## start
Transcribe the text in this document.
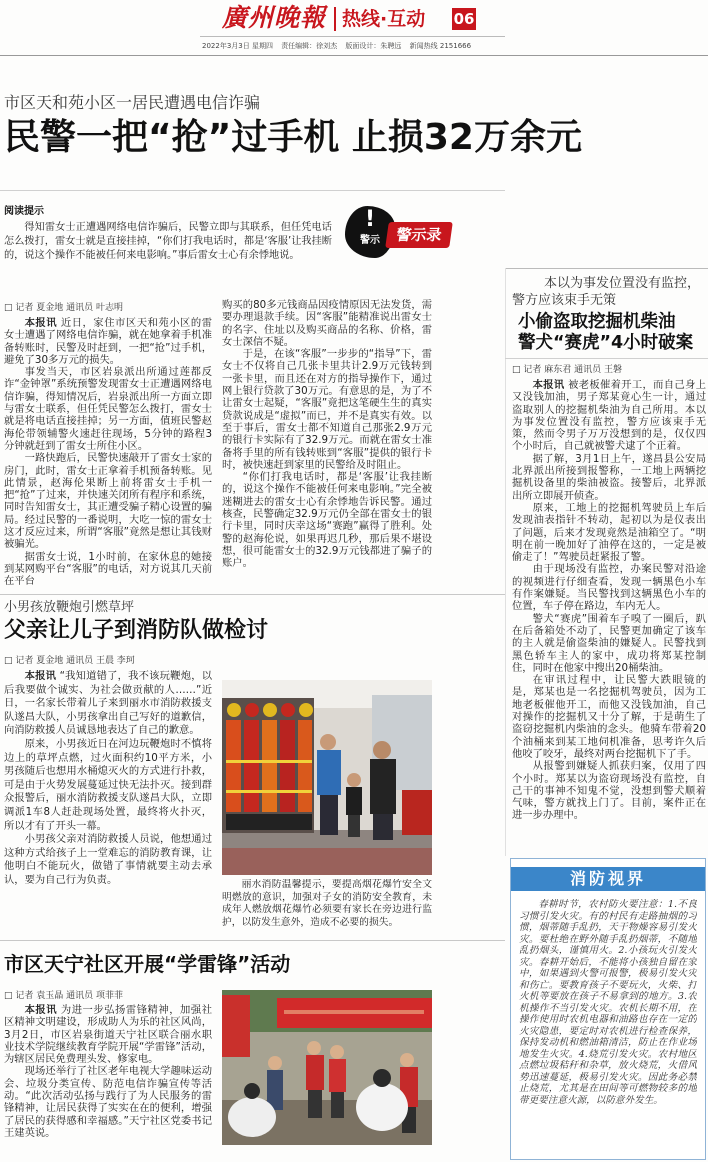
廣州晚報 热线·互动 06
2022年3月3日 星期四 责任编辑：徐刘杰 版面设计：朱聘远 新闻热线 2151666
市区天和苑小区一居民遭遇电信诈骗
民警一把“抢”过手机 止损32万余元
阅读提示
得知雷女士正遭遇网络电信诈骗后，民警立即与其联系，但任凭电话怎么拨打，雷女士就是直接挂掉，“你们打我电话时，都是‘客服’让我挂断的，说这个操作不能被任何来电影响。”事后雷女士心有余悸地说。
!
警示	警示录
□ 记者 夏金地 通讯员 叶志明

本报讯 近日，家住市区天和苑小区的雷女士遭遇了网络电信诈骗，就在她拿着手机准备转账时，民警及时赶到，一把“抢”过手机，避免了30多万元的损失。

事发当天，市区岩泉派出所通过莲都反诈“金钟罩”系统预警发现雷女士正遭遇网络电信诈骗，得知情况后，岩泉派出所一方面立即与雷女士联系，但任凭民警怎么拨打，雷女士就是将电话直接挂掉；另一方面，值班民警赵海伦带领辅警火速赶往现场，5分钟的路程3分钟就赶到了雷女士所住小区。

一路快跑后，民警快速敲开了雷女士家的房门，此时，雷女士正拿着手机预备转账。见此情景，赵海伦果断上前将雷女士手机一把“抢”了过来，并快速关闭所有程序和系统，同时告知雷女士，其正遭受骗子精心设置的骗局。经过民警的一番说明，大吃一惊的雷女士这才反应过来，所谓“客服”竟然是想让其钱财被骗光。

据雷女士说，1小时前，在家休息的她接到某网购平台“客服”的电话，对方说其几天前在平台

购买的80多元钱商品因疫情原因无法发货，需要办理退款手续。因“客服”能精准说出雷女士的名字、住址以及购买商品的名称、价格，雷女士深信不疑。

于是，在该“客服”一步步的“指导”下，雷女士不仅将自己几张卡里共计2.9万元钱转到一张卡里，而且还在对方的指导操作下，通过网上银行贷款了30万元。有意思的是，为了不让雷女士起疑，“客服”竟把这笔硬生生的真实贷款说成是“虚拟”而已，并不是真实有效。以至于事后，雷女士都不知道自己那张2.9万元的银行卡实际有了32.9万元。而就在雷女士准备将手里的所有钱转账到“客服”提供的银行卡时，被快速赶到家里的民警给及时阻止。

“你们打我电话时，都是‘客服’让我挂断的，说这个操作不能被任何来电影响。”完全被迷糊进去的雷女士心有余悸地告诉民警。通过核查，民警确定32.9万元仍全部在雷女士的银行卡里，同时庆幸这场“赛跑”赢得了胜利。处警的赵海伦说，如果再迟几秒，那后果不堪设想，很可能雷女士的32.9万元钱都进了骗子的账户。

本以为事发位置没有监控，
警方应该束手无策
小偷盗取挖掘机柴油
警犬“赛虎”4小时破案
□ 记者 麻东君 通讯员 王磐

本报讯 被老板催着开工，而自己身上又没钱加油，男子郑某竟心生一计，通过盗取别人的挖掘机柴油为自己所用。本以为事发位置没有监控，警方应该束手无策，然而令男子万万没想到的是，仅仅四个小时后，自己就被警犬逮了个正着。

据了解，3月1日上午，遂昌县公安局北界派出所接到报警称，一工地上两辆挖掘机设备里的柴油被盗。接警后，北界派出所立即展开侦查。

原来，工地上的挖掘机驾驶员上车后发现油表指针不转动，起初以为是仪表出了问题，后来才发现竟然是油箱空了。“明明在前一晚加好了油停在这的，一定是被偷走了！”驾驶员赶紧报了警。

由于现场没有监控，办案民警对沿途的视频进行仔细查看，发现一辆黑色小车有作案嫌疑。当民警找到这辆黑色小车的位置，车子停在路边，车内无人。

警犬“赛虎”围着车子嗅了一圈后，趴在后备箱处不动了，民警更加确定了该车的主人就是偷盗柴油的嫌疑人。民警找到黑色轿车主人的家中，成功将郑某控制住，同时在他家中搜出20桶柴油。

在审讯过程中，让民警大跌眼镜的是，郑某也是一名挖掘机驾驶员，因为工地老板催他开工，而他又没钱加油，自己对操作的挖掘机又十分了解，于是萌生了盗窃挖掘机内柴油的念头。他骑车带着20个油桶来到某工地伺机准备，思考许久后他咬了咬牙，最终对两台挖掘机下了手。

从报警到嫌疑人抓获归案，仅用了四个小时。郑某以为盗窃现场没有监控，自己干的事神不知鬼不觉，没想到警犬顺着气味，警方就找上门了。目前，案件正在进一步办理中。

小男孩放鞭炮引燃草坪
父亲让儿子到消防队做检讨
□ 记者 夏金地 通讯员 王晨 李珂

本报讯 “我知道错了，我不该玩鞭炮，以后我要做个诚实、为社会做贡献的人……”近日，一名家长带着儿子来到丽水市消防救援支队遂昌大队，小男孩拿出自己写好的道歉信，向消防救援人员诚恳地表达了自己的歉意。

原来，小男孩近日在河边玩鞭炮时不慎将边上的草坪点燃，过火面积约10平方米，小男孩随后也想用水桶熄灭火的方式进行扑救，可是由于火势发展蔓延过快无法扑灭。接到群众报警后，丽水消防救援支队遂昌大队，立即调派1车8人赶赴现场处置，最终将火扑灭，所以才有了开头一幕。

小男孩父亲对消防救援人员说，他想通过这种方式给孩子上一堂难忘的消防教育课，让他明白不能玩火，做错了事情就要主动去承认，要为自己行为负责。	丽水消防温馨提示，要提高烟花爆竹安全文明燃放的意识，加强对子女的消防安全教育，未成年人燃放烟花爆竹必须要有家长在旁边进行监护，以防发生意外，造成不必要的损失。
市区天宁社区开展“学雷锋”活动
□ 记者 袁玉晶 通讯员 项菲菲

本报讯 为进一步弘扬雷锋精神，加强社区精神文明建设，形成助人为乐的社区风尚，3月2日，市区岩泉街道天宁社区联合丽水职业技术学院继续教育学院开展“学雷锋”活动，为辖区居民免费理头发、修家电。

现场还举行了社区老年电视大学趣味运动会、垃圾分类宣传、防范电信诈骗宣传等活动。“此次活动弘扬与践行了为人民服务的雷锋精神，让居民获得了实实在在的便利，增强了居民的获得感和幸福感。”天宁社区党委书记王建英说。

消防视界
春耕时节，农村防火要注意：1.不良习惯引发火灾。有的村民有走路抽烟的习惯，烟蒂随手乱扔，天干物燥容易引发火灾。要杜绝在野外随手乱扔烟蒂，不随地乱扔烟头，谨慎用火。2.小孩玩火引发火灾。春耕开始后，不能将小孩独自留在家中，如果遇到火警可报警，极易引发火灾和伤亡。要教育孩子不要玩火，火柴、打火机等要放在孩子不易拿到的地方。3.农机操作不当引发火灾。农机长期不用，在操作使用时农机电器和油路也存在一定的火灾隐患，要定时对农机进行检查保养，保持发动机和燃油箱清洁，防止在作业场地发生火灾。4.烧荒引发火灾。农村地区点燃垃圾秸秆和杂草，放火烧荒，火借风势迅速蔓延，极易引发火灾。因此务必禁止烧荒，尤其是在田间等可燃物较多的地带更要注意火源，以防意外发生。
## end
→ What is being asked:
Output all of the data exactly as it stands, minus any images.

→ Solution:
Transcribe the text in this document.
廣州晚報 热线·互动 06
2022年3月3日 星期四 责任编辑：徐刘杰 版面设计：朱聘远 新闻热线 2151666
市区天和苑小区一居民遭遇电信诈骗
民警一把“抢”过手机 止损32万余元
阅读提示
得知雷女士正遭遇网络电信诈骗后，民警立即与其联系，但任凭电话怎么拨打，雷女士就是直接挂掉，“你们打我电话时，都是‘客服’让我挂断的，说这个操作不能被任何来电影响。”事后雷女士心有余悸地说。
!
警示	警示录
□ 记者 夏金地 通讯员 叶志明

本报讯 近日，家住市区天和苑小区的雷女士遭遇了网络电信诈骗，就在她拿着手机准备转账时，民警及时赶到，一把“抢”过手机，避免了30多万元的损失。

事发当天，市区岩泉派出所通过莲都反诈“金钟罩”系统预警发现雷女士正遭遇网络电信诈骗，得知情况后，岩泉派出所一方面立即与雷女士联系，但任凭民警怎么拨打，雷女士就是将电话直接挂掉；另一方面，值班民警赵海伦带领辅警火速赶往现场，5分钟的路程3分钟就赶到了雷女士所住小区。

一路快跑后，民警快速敲开了雷女士家的房门，此时，雷女士正拿着手机预备转账。见此情景，赵海伦果断上前将雷女士手机一把“抢”了过来，并快速关闭所有程序和系统，同时告知雷女士，其正遭受骗子精心设置的骗局。经过民警的一番说明，大吃一惊的雷女士这才反应过来，所谓“客服”竟然是想让其钱财被骗光。

据雷女士说，1小时前，在家休息的她接到某网购平台“客服”的电话，对方说其几天前在平台

购买的80多元钱商品因疫情原因无法发货，需要办理退款手续。因“客服”能精准说出雷女士的名字、住址以及购买商品的名称、价格，雷女士深信不疑。

于是，在该“客服”一步步的“指导”下，雷女士不仅将自己几张卡里共计2.9万元钱转到一张卡里，而且还在对方的指导操作下，通过网上银行贷款了30万元。有意思的是，为了不让雷女士起疑，“客服”竟把这笔硬生生的真实贷款说成是“虚拟”而已，并不是真实有效。以至于事后，雷女士都不知道自己那张2.9万元的银行卡实际有了32.9万元。而就在雷女士准备将手里的所有钱转账到“客服”提供的银行卡时，被快速赶到家里的民警给及时阻止。

“你们打我电话时，都是‘客服’让我挂断的，说这个操作不能被任何来电影响。”完全被迷糊进去的雷女士心有余悸地告诉民警。通过核查，民警确定32.9万元仍全部在雷女士的银行卡里，同时庆幸这场“赛跑”赢得了胜利。处警的赵海伦说，如果再迟几秒，那后果不堪设想，很可能雷女士的32.9万元钱都进了骗子的账户。

本以为事发位置没有监控，
警方应该束手无策
小偷盗取挖掘机柴油
警犬“赛虎”4小时破案
□ 记者 麻东君 通讯员 王磐

本报讯 被老板催着开工，而自己身上又没钱加油，男子郑某竟心生一计，通过盗取别人的挖掘机柴油为自己所用。本以为事发位置没有监控，警方应该束手无策，然而令男子万万没想到的是，仅仅四个小时后，自己就被警犬逮了个正着。

据了解，3月1日上午，遂昌县公安局北界派出所接到报警称，一工地上两辆挖掘机设备里的柴油被盗。接警后，北界派出所立即展开侦查。

原来，工地上的挖掘机驾驶员上车后发现油表指针不转动，起初以为是仪表出了问题，后来才发现竟然是油箱空了。“明明在前一晚加好了油停在这的，一定是被偷走了！”驾驶员赶紧报了警。

由于现场没有监控，办案民警对沿途的视频进行仔细查看，发现一辆黑色小车有作案嫌疑。当民警找到这辆黑色小车的位置，车子停在路边，车内无人。

警犬“赛虎”围着车子嗅了一圈后，趴在后备箱处不动了，民警更加确定了该车的主人就是偷盗柴油的嫌疑人。民警找到黑色轿车主人的家中，成功将郑某控制住，同时在他家中搜出20桶柴油。

在审讯过程中，让民警大跌眼镜的是，郑某也是一名挖掘机驾驶员，因为工地老板催他开工，而他又没钱加油，自己对操作的挖掘机又十分了解，于是萌生了盗窃挖掘机内柴油的念头。他骑车带着20个油桶来到某工地伺机准备，思考许久后他咬了咬牙，最终对两台挖掘机下了手。

从报警到嫌疑人抓获归案，仅用了四个小时。郑某以为盗窃现场没有监控，自己干的事神不知鬼不觉，没想到警犬顺着气味，警方就找上门了。目前，案件正在进一步办理中。

小男孩放鞭炮引燃草坪
父亲让儿子到消防队做检讨
□ 记者 夏金地 通讯员 王晨 李珂

本报讯 “我知道错了，我不该玩鞭炮，以后我要做个诚实、为社会做贡献的人……”近日，一名家长带着儿子来到丽水市消防救援支队遂昌大队，小男孩拿出自己写好的道歉信，向消防救援人员诚恳地表达了自己的歉意。

原来，小男孩近日在河边玩鞭炮时不慎将边上的草坪点燃，过火面积约10平方米，小男孩随后也想用水桶熄灭火的方式进行扑救，可是由于火势发展蔓延过快无法扑灭。接到群众报警后，丽水消防救援支队遂昌大队，立即调派1车8人赶赴现场处置，最终将火扑灭，所以才有了开头一幕。

小男孩父亲对消防救援人员说，他想通过这种方式给孩子上一堂难忘的消防教育课，让他明白不能玩火，做错了事情就要主动去承认，要为自己行为负责。	丽水消防温馨提示，要提高烟花爆竹安全文明燃放的意识，加强对子女的消防安全教育，未成年人燃放烟花爆竹必须要有家长在旁边进行监护，以防发生意外，造成不必要的损失。
市区天宁社区开展“学雷锋”活动
□ 记者 袁玉晶 通讯员 项菲菲

本报讯 为进一步弘扬雷锋精神，加强社区精神文明建设，形成助人为乐的社区风尚，3月2日，市区岩泉街道天宁社区联合丽水职业技术学院继续教育学院开展“学雷锋”活动，为辖区居民免费理头发、修家电。

现场还举行了社区老年电视大学趣味运动会、垃圾分类宣传、防范电信诈骗宣传等活动。“此次活动弘扬与践行了为人民服务的雷锋精神，让居民获得了实实在在的便利，增强了居民的获得感和幸福感。”天宁社区党委书记王建英说。

消防视界
春耕时节，农村防火要注意：1.不良习惯引发火灾。有的村民有走路抽烟的习惯，烟蒂随手乱扔，天干物燥容易引发火灾。要杜绝在野外随手乱扔烟蒂，不随地乱扔烟头，谨慎用火。2.小孩玩火引发火灾。春耕开始后，不能将小孩独自留在家中，如果遇到火警可报警，极易引发火灾和伤亡。要教育孩子不要玩火，火柴、打火机等要放在孩子不易拿到的地方。3.农机操作不当引发火灾。农机长期不用，在操作使用时农机电器和油路也存在一定的火灾隐患，要定时对农机进行检查保养，保持发动机和燃油箱清洁，防止在作业场地发生火灾。4.烧荒引发火灾。农村地区点燃垃圾秸秆和杂草，放火烧荒，火借风势迅速蔓延，极易引发火灾。因此务必禁止烧荒，尤其是在田间等可燃物较多的地带更要注意火源，以防意外发生。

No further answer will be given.